[Chart and figure data]

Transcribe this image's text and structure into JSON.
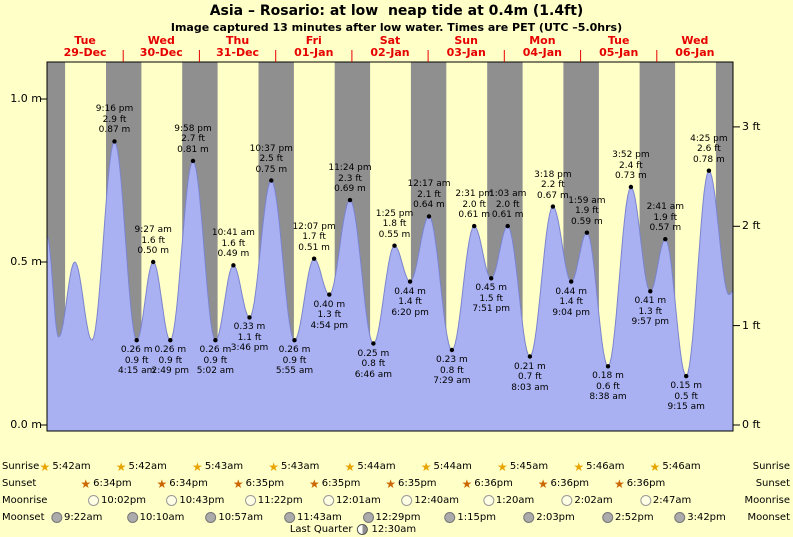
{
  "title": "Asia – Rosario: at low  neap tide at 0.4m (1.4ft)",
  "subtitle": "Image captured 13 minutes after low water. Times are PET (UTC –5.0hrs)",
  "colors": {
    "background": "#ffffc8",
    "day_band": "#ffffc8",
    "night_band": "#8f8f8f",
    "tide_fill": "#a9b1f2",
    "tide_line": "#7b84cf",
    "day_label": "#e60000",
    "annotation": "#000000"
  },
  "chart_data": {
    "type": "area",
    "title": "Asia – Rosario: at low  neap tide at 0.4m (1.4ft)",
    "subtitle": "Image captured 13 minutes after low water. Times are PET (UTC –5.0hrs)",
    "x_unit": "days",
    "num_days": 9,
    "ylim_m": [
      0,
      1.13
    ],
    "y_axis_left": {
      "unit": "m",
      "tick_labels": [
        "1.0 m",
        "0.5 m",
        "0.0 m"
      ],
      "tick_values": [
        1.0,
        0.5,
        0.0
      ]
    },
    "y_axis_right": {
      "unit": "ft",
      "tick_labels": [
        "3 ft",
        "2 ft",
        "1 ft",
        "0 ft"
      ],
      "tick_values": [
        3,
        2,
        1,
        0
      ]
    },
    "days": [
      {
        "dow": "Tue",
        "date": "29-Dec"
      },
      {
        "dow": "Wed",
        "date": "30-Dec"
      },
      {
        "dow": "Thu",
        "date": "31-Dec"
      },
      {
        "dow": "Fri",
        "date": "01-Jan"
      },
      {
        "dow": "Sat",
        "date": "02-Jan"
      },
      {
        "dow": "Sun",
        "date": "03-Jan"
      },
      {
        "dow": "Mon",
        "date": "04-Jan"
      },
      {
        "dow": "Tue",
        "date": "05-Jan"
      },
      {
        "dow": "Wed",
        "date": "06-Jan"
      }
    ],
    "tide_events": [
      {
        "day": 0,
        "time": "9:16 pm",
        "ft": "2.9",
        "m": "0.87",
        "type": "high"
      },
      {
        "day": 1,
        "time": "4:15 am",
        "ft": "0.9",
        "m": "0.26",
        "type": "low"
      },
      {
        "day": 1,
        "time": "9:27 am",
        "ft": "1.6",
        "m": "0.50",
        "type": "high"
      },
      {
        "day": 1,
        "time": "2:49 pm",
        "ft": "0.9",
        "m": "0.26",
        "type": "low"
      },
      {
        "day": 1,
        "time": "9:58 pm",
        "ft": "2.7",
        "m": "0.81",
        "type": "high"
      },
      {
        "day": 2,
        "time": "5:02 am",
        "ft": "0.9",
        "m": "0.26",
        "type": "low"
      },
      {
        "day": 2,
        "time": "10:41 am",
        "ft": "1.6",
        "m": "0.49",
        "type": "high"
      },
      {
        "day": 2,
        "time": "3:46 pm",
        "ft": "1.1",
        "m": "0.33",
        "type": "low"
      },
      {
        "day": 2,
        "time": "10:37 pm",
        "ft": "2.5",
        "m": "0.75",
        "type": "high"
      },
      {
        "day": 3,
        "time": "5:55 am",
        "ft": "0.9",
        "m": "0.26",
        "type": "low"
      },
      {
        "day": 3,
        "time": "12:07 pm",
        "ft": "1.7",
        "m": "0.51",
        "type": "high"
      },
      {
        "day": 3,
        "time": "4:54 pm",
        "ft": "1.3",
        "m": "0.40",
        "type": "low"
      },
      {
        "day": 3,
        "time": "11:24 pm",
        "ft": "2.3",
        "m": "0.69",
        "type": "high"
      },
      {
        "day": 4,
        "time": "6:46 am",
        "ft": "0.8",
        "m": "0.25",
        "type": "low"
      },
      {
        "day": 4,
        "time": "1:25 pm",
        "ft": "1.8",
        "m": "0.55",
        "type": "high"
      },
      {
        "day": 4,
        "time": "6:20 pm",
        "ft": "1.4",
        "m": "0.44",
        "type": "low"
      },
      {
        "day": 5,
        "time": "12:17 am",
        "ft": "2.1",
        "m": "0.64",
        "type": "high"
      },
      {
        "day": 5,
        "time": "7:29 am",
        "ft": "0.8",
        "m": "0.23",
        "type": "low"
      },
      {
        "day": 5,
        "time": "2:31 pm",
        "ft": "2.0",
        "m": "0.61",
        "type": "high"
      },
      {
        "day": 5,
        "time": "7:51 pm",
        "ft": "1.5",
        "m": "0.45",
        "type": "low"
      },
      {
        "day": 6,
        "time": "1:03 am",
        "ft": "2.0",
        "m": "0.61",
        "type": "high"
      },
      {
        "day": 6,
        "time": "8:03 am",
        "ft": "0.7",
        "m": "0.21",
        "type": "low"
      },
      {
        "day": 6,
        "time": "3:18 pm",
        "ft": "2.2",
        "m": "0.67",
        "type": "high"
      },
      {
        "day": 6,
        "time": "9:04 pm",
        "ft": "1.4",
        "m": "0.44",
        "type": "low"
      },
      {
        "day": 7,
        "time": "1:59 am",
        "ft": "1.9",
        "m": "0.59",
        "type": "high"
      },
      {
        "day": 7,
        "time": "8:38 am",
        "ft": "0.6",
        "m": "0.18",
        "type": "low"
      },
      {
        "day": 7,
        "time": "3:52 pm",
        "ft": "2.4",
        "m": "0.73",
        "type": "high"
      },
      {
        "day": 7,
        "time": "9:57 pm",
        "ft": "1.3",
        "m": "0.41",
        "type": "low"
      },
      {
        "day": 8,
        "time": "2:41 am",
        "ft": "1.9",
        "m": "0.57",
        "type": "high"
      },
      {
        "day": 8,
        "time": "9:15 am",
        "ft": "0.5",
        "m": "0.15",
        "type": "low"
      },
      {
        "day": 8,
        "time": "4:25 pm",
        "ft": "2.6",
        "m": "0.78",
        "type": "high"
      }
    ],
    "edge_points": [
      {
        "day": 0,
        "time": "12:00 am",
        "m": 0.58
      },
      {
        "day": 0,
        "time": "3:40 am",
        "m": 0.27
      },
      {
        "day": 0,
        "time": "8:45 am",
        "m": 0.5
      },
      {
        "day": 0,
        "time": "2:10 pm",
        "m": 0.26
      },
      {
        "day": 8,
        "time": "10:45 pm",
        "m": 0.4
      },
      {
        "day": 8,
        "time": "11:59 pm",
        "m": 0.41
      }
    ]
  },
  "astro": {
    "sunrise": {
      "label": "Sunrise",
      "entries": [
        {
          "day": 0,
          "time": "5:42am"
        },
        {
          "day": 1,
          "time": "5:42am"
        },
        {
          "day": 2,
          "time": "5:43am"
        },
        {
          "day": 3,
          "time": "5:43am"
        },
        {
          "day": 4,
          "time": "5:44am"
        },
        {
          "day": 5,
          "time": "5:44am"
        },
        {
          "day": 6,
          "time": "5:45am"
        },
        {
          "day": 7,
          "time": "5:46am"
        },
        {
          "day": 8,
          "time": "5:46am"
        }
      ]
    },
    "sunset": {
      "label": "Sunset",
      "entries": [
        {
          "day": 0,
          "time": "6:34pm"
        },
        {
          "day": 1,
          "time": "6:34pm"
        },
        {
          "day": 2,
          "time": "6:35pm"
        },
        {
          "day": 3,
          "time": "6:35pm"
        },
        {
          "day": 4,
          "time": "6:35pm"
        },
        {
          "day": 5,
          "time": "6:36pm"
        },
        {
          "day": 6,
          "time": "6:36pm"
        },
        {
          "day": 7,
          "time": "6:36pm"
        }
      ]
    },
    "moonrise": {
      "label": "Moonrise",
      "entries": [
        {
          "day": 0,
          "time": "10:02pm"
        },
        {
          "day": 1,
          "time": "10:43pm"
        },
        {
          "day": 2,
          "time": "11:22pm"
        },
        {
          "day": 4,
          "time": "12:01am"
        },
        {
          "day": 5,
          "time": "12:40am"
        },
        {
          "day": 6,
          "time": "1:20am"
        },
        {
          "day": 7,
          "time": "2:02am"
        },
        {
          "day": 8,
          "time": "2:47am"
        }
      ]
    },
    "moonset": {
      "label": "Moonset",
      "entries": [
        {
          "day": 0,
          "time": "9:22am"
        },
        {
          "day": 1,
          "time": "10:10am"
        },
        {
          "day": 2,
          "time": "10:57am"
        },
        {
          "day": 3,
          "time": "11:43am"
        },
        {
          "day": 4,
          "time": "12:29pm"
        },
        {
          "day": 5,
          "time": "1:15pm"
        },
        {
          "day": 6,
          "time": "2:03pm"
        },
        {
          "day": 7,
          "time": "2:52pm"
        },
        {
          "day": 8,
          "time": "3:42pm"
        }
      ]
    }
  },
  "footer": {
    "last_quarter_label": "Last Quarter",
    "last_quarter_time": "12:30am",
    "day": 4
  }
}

● Set problem
Copy each line from the data above that includes "after".

● Answer below
  "subtitle": "Image captured 13 minutes after low water. Times are PET (UTC –5.0hrs)",
    "subtitle": "Image captured 13 minutes after low water. Times are PET (UTC –5.0hrs)",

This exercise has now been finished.